- Objective:
Give back the entire listing verbatim.

-- Start of Exercise materials --

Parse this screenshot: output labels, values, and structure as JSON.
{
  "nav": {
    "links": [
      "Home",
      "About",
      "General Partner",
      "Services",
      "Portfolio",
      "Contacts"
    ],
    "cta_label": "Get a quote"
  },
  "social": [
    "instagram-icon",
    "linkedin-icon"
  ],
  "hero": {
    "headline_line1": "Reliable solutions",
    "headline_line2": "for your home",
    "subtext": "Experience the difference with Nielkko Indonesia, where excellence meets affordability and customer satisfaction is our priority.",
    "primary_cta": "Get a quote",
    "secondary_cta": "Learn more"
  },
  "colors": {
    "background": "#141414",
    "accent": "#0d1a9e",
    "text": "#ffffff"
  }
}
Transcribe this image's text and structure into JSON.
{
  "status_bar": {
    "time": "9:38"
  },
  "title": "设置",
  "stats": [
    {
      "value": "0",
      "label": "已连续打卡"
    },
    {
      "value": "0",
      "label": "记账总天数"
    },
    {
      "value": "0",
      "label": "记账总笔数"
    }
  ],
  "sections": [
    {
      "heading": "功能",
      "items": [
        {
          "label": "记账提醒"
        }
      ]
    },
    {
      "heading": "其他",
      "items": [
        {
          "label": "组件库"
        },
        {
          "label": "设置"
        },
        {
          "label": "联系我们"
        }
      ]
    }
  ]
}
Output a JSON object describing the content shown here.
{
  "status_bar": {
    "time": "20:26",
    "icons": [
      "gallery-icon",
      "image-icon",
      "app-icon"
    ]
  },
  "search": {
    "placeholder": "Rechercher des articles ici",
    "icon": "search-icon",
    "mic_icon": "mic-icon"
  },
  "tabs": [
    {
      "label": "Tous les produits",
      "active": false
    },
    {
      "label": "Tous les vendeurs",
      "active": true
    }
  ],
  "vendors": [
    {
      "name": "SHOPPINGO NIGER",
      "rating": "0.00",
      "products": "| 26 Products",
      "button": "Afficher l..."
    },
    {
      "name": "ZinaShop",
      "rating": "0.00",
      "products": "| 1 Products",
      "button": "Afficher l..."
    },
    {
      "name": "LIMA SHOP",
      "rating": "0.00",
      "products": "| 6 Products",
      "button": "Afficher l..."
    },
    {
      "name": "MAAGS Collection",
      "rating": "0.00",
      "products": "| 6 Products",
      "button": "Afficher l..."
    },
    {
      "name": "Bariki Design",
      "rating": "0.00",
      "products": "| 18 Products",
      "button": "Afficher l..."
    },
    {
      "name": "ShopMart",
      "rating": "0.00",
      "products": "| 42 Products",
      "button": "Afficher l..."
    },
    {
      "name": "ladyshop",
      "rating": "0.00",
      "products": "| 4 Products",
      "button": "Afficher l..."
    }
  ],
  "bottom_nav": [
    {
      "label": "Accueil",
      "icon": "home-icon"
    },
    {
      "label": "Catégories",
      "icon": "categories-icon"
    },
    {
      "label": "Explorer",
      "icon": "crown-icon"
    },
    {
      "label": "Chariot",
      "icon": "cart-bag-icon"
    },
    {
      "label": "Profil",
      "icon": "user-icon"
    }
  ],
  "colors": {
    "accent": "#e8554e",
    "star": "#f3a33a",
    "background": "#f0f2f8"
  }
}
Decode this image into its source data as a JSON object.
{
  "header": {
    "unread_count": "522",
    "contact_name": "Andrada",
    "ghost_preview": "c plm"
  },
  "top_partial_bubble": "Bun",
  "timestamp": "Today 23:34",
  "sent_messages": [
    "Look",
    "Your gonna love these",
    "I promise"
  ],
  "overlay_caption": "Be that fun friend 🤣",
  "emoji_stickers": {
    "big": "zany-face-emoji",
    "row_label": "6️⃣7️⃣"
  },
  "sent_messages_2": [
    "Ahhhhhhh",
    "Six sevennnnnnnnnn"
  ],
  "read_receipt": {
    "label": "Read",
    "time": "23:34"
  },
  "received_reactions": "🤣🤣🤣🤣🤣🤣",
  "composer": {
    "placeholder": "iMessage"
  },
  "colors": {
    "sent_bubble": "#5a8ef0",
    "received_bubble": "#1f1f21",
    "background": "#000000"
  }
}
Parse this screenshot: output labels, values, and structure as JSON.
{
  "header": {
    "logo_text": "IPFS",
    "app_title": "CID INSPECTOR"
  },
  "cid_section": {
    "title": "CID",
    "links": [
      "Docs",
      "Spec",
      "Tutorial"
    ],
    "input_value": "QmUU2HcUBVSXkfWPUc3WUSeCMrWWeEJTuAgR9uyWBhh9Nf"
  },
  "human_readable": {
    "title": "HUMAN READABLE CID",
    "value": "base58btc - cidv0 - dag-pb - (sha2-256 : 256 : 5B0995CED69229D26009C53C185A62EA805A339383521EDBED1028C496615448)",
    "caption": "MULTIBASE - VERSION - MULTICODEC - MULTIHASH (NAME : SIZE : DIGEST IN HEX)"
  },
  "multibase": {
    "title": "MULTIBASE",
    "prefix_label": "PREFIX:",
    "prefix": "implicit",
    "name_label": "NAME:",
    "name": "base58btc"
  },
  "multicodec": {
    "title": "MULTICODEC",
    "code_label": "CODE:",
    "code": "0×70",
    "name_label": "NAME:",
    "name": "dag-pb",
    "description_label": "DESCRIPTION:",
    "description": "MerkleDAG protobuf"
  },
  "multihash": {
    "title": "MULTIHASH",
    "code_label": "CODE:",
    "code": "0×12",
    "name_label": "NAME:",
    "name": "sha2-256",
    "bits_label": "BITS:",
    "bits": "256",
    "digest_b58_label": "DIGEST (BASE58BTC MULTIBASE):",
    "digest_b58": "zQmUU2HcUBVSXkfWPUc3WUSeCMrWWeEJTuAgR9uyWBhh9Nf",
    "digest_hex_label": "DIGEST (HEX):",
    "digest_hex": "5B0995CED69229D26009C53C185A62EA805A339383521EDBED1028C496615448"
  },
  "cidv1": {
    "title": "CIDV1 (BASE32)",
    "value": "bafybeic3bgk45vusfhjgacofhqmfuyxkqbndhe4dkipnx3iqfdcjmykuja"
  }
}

-- End of Exercise materials --

- Expected answer:
Parse this screenshot: output labels, values, and structure as JSON.
{
  "nav": {
    "links": [
      "Home",
      "About",
      "General Partner",
      "Services",
      "Portfolio",
      "Contacts"
    ],
    "cta_label": "Get a quote"
  },
  "social": [
    "instagram-icon",
    "linkedin-icon"
  ],
  "hero": {
    "headline_line1": "Reliable solutions",
    "headline_line2": "for your home",
    "subtext": "Experience the difference with Nielkko Indonesia, where excellence meets affordability and customer satisfaction is our priority.",
    "primary_cta": "Get a quote",
    "secondary_cta": "Learn more"
  },
  "colors": {
    "background": "#141414",
    "accent": "#0d1a9e",
    "text": "#ffffff"
  }
}
Transcribe this image's text and structure into JSON.
{
  "status_bar": {
    "time": "9:38"
  },
  "title": "设置",
  "stats": [
    {
      "value": "0",
      "label": "已连续打卡"
    },
    {
      "value": "0",
      "label": "记账总天数"
    },
    {
      "value": "0",
      "label": "记账总笔数"
    }
  ],
  "sections": [
    {
      "heading": "功能",
      "items": [
        {
          "label": "记账提醒"
        }
      ]
    },
    {
      "heading": "其他",
      "items": [
        {
          "label": "组件库"
        },
        {
          "label": "设置"
        },
        {
          "label": "联系我们"
        }
      ]
    }
  ]
}
Output a JSON object describing the content shown here.
{
  "status_bar": {
    "time": "20:26",
    "icons": [
      "gallery-icon",
      "image-icon",
      "app-icon"
    ]
  },
  "search": {
    "placeholder": "Rechercher des articles ici",
    "icon": "search-icon",
    "mic_icon": "mic-icon"
  },
  "tabs": [
    {
      "label": "Tous les produits",
      "active": false
    },
    {
      "label": "Tous les vendeurs",
      "active": true
    }
  ],
  "vendors": [
    {
      "name": "SHOPPINGO NIGER",
      "rating": "0.00",
      "products": "| 26 Products",
      "button": "Afficher l..."
    },
    {
      "name": "ZinaShop",
      "rating": "0.00",
      "products": "| 1 Products",
      "button": "Afficher l..."
    },
    {
      "name": "LIMA SHOP",
      "rating": "0.00",
      "products": "| 6 Products",
      "button": "Afficher l..."
    },
    {
      "name": "MAAGS Collection",
      "rating": "0.00",
      "products": "| 6 Products",
      "button": "Afficher l..."
    },
    {
      "name": "Bariki Design",
      "rating": "0.00",
      "products": "| 18 Products",
      "button": "Afficher l..."
    },
    {
      "name": "ShopMart",
      "rating": "0.00",
      "products": "| 42 Products",
      "button": "Afficher l..."
    },
    {
      "name": "ladyshop",
      "rating": "0.00",
      "products": "| 4 Products",
      "button": "Afficher l..."
    }
  ],
  "bottom_nav": [
    {
      "label": "Accueil",
      "icon": "home-icon"
    },
    {
      "label": "Catégories",
      "icon": "categories-icon"
    },
    {
      "label": "Explorer",
      "icon": "crown-icon"
    },
    {
      "label": "Chariot",
      "icon": "cart-bag-icon"
    },
    {
      "label": "Profil",
      "icon": "user-icon"
    }
  ],
  "colors": {
    "accent": "#e8554e",
    "star": "#f3a33a",
    "background": "#f0f2f8"
  }
}
Decode this image into its source data as a JSON object.
{
  "header": {
    "unread_count": "522",
    "contact_name": "Andrada",
    "ghost_preview": "c plm"
  },
  "top_partial_bubble": "Bun",
  "timestamp": "Today 23:34",
  "sent_messages": [
    "Look",
    "Your gonna love these",
    "I promise"
  ],
  "overlay_caption": "Be that fun friend 🤣",
  "emoji_stickers": {
    "big": "zany-face-emoji",
    "row_label": "6️⃣7️⃣"
  },
  "sent_messages_2": [
    "Ahhhhhhh",
    "Six sevennnnnnnnnn"
  ],
  "read_receipt": {
    "label": "Read",
    "time": "23:34"
  },
  "received_reactions": "🤣🤣🤣🤣🤣🤣",
  "composer": {
    "placeholder": "iMessage"
  },
  "colors": {
    "sent_bubble": "#5a8ef0",
    "received_bubble": "#1f1f21",
    "background": "#000000"
  }
}
Parse this screenshot: output labels, values, and structure as JSON.
{
  "header": {
    "logo_text": "IPFS",
    "app_title": "CID INSPECTOR"
  },
  "cid_section": {
    "title": "CID",
    "links": [
      "Docs",
      "Spec",
      "Tutorial"
    ],
    "input_value": "QmUU2HcUBVSXkfWPUc3WUSeCMrWWeEJTuAgR9uyWBhh9Nf"
  },
  "human_readable": {
    "title": "HUMAN READABLE CID",
    "value": "base58btc - cidv0 - dag-pb - (sha2-256 : 256 : 5B0995CED69229D26009C53C185A62EA805A339383521EDBED1028C496615448)",
    "caption": "MULTIBASE - VERSION - MULTICODEC - MULTIHASH (NAME : SIZE : DIGEST IN HEX)"
  },
  "multibase": {
    "title": "MULTIBASE",
    "prefix_label": "PREFIX:",
    "prefix": "implicit",
    "name_label": "NAME:",
    "name": "base58btc"
  },
  "multicodec": {
    "title": "MULTICODEC",
    "code_label": "CODE:",
    "code": "0×70",
    "name_label": "NAME:",
    "name": "dag-pb",
    "description_label": "DESCRIPTION:",
    "description": "MerkleDAG protobuf"
  },
  "multihash": {
    "title": "MULTIHASH",
    "code_label": "CODE:",
    "code": "0×12",
    "name_label": "NAME:",
    "name": "sha2-256",
    "bits_label": "BITS:",
    "bits": "256",
    "digest_b58_label": "DIGEST (BASE58BTC MULTIBASE):",
    "digest_b58": "zQmUU2HcUBVSXkfWPUc3WUSeCMrWWeEJTuAgR9uyWBhh9Nf",
    "digest_hex_label": "DIGEST (HEX):",
    "digest_hex": "5B0995CED69229D26009C53C185A62EA805A339383521EDBED1028C496615448"
  },
  "cidv1": {
    "title": "CIDV1 (BASE32)",
    "value": "bafybeic3bgk45vusfhjgacofhqmfuyxkqbndhe4dkipnx3iqfdcjmykuja"
  }
}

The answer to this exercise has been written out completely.